### PROBLEM TO SOLVE
Find the lines with "page" in them and copy them out.

### TASK INPUT
--- BEGIN ---
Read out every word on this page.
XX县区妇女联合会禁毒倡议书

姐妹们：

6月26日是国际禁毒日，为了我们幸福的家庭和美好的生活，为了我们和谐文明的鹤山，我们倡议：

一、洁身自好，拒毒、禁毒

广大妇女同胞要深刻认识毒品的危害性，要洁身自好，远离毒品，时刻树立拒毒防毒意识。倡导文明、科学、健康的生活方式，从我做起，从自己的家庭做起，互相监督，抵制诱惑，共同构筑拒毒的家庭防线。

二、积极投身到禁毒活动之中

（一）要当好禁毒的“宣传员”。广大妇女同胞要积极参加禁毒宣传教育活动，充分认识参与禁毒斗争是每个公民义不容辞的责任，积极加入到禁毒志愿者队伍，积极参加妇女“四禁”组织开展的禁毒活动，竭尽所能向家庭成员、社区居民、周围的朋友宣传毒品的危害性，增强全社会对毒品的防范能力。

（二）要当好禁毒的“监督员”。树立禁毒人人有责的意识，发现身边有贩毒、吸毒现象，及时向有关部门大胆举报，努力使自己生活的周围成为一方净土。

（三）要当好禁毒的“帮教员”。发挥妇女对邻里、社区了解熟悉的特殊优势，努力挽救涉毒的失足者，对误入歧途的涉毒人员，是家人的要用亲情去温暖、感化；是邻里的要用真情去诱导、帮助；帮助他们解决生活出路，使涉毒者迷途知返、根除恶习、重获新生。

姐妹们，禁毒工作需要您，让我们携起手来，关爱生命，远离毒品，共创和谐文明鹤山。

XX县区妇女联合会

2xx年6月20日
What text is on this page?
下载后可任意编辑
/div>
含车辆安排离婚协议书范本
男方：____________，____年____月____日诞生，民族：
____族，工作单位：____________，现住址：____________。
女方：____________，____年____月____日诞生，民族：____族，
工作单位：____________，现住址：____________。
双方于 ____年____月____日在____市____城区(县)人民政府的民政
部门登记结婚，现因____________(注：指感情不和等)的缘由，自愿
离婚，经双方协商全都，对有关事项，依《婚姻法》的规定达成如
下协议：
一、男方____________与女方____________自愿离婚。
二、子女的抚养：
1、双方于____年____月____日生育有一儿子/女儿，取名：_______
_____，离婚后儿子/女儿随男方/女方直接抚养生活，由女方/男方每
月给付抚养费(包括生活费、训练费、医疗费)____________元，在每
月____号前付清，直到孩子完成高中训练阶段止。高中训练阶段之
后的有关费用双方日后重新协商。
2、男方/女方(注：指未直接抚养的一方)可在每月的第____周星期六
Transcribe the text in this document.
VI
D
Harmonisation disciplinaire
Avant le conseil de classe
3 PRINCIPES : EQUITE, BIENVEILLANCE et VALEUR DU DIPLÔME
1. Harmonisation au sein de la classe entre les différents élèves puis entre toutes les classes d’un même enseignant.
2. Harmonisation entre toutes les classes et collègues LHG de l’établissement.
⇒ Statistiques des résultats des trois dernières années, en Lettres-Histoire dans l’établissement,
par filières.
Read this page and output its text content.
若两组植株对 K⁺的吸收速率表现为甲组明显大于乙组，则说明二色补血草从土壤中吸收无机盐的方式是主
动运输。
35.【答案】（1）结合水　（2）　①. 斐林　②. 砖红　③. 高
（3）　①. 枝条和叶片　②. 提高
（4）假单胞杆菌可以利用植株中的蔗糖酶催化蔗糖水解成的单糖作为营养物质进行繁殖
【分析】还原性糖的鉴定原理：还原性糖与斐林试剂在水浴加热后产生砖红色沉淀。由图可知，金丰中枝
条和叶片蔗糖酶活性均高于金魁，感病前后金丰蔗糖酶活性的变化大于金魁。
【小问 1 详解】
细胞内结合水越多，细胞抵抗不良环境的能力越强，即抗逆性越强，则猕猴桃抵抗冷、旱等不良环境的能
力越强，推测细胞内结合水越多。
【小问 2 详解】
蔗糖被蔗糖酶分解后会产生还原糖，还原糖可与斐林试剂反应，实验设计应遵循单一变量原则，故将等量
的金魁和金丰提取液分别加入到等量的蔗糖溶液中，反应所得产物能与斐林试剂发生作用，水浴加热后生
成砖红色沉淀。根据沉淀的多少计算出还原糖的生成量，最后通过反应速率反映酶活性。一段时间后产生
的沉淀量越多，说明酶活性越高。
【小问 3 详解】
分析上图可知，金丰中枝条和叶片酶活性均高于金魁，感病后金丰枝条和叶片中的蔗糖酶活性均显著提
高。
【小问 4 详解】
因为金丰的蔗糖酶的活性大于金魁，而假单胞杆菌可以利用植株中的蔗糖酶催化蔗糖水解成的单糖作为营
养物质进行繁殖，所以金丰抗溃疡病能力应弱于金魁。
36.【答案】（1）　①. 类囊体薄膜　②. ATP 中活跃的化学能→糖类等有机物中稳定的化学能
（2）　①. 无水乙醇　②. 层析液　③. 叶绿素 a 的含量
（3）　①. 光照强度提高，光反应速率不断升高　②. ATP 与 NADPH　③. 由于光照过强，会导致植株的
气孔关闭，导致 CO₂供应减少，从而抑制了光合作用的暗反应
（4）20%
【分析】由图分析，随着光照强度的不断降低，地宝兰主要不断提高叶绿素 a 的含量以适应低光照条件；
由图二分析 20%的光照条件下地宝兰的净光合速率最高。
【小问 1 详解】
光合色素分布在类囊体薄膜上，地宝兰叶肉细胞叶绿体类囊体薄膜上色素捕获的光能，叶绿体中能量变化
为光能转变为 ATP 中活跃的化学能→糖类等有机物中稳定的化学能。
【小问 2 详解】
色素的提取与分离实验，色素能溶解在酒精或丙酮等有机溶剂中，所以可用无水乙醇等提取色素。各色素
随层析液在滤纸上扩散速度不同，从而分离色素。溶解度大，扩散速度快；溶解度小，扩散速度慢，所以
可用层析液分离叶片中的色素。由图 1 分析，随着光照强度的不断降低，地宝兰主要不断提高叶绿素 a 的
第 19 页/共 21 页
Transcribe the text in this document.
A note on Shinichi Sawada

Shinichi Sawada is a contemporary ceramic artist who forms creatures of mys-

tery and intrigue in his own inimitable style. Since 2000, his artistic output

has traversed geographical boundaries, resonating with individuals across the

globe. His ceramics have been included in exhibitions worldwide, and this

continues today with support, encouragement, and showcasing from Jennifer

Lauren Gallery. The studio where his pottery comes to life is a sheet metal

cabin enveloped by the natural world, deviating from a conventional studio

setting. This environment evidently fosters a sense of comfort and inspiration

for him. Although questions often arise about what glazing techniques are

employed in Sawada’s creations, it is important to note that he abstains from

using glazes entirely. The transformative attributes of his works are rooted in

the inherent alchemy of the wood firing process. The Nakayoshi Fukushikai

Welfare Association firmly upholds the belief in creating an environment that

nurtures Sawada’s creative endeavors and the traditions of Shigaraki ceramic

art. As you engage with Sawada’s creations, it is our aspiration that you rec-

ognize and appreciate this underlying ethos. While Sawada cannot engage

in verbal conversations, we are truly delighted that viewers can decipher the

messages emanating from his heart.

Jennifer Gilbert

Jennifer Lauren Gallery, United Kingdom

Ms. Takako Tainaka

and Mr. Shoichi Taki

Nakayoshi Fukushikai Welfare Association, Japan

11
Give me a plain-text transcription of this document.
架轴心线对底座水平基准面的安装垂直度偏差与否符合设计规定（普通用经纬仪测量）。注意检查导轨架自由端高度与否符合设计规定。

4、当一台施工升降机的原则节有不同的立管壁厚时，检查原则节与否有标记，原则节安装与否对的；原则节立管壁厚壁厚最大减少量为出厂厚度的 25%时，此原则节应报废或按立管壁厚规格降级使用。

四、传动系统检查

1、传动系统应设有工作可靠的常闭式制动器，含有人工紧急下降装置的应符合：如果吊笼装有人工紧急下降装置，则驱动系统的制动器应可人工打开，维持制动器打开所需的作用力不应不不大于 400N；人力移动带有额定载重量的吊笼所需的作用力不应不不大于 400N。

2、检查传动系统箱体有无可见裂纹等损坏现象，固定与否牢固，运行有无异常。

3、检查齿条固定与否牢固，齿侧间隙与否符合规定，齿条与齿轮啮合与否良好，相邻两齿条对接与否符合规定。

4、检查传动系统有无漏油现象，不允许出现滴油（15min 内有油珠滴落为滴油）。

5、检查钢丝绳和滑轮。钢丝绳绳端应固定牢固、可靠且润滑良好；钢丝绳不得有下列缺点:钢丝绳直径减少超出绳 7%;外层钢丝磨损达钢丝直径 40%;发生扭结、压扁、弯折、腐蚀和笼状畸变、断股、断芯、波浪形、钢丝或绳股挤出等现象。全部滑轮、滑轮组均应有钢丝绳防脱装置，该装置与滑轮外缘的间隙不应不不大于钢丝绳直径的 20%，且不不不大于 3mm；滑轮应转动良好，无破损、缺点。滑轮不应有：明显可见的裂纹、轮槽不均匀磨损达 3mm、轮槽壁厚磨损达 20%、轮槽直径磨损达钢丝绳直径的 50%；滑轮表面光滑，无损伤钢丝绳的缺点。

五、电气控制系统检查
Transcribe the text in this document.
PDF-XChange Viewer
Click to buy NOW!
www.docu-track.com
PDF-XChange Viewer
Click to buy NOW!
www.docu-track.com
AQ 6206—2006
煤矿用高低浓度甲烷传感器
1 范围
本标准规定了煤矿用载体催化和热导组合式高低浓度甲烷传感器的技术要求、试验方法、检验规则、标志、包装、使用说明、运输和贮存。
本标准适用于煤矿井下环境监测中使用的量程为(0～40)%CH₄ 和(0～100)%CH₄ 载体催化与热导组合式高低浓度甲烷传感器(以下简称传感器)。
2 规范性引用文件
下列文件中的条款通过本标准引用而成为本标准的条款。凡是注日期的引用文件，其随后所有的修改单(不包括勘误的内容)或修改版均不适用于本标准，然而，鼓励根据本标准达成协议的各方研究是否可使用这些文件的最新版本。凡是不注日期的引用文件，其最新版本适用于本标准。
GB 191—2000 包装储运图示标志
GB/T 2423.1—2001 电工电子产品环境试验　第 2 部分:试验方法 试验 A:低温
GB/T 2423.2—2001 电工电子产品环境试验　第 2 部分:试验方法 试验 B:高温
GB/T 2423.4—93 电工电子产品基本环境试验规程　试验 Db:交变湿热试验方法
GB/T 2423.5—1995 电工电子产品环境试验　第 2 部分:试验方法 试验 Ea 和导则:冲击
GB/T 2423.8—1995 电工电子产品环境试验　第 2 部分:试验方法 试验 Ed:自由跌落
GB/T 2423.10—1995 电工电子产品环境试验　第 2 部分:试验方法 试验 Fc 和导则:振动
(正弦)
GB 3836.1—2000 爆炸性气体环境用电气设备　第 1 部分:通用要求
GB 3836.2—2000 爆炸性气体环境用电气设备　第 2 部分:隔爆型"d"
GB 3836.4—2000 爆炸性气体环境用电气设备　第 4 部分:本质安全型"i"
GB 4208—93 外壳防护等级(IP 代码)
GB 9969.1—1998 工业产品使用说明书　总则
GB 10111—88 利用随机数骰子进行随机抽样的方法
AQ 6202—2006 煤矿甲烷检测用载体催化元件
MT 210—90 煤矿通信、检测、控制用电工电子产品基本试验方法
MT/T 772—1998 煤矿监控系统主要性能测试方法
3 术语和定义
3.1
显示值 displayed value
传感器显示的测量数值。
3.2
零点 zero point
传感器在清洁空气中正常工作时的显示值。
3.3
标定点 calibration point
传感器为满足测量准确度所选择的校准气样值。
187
--- END ---
### ANSWER BELOW
Read out every word on this page.
What text is on this page?
Read this page and output its text content.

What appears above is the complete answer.